• **Written exercise**
Everything in the listing except the pictures should be written out exactly.

• **Supplied material**
···

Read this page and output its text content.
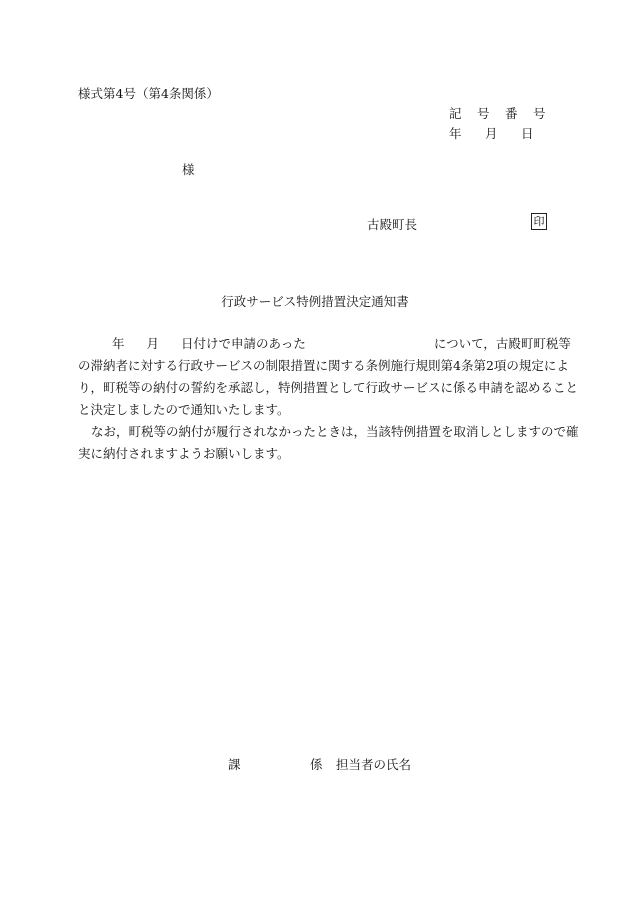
様式第4号（第4条関係）
記 号 番 号
年 月 日
様
古殿町長	印
行政サービス特例措置決定通知書
年 月 日付けで申請のあった	について，古殿町町税等
の滞納者に対する行政サービスの制限措置に関する条例施行規則第4条第2項の規定によ
り，町税等の納付の誓約を承認し，特例措置として行政サービスに係る申請を認めること
と決定しましたので通知いたします。
なお，町税等の納付が履行されなかったときは，当該特例措置を取消しとしますので確
実に納付されますようお願いします。
課	係 担当者の氏名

···

• **Task solution**
Read this page and output its text content.
様式第4号（第4条関係）
記 号 番 号
年 月 日
様
古殿町長	印
行政サービス特例措置決定通知書
年 月 日付けで申請のあった	について，古殿町町税等
の滞納者に対する行政サービスの制限措置に関する条例施行規則第4条第2項の規定によ
り，町税等の納付の誓約を承認し，特例措置として行政サービスに係る申請を認めること
と決定しましたので通知いたします。
なお，町税等の納付が履行されなかったときは，当該特例措置を取消しとしますので確
実に納付されますようお願いします。
課	係 担当者の氏名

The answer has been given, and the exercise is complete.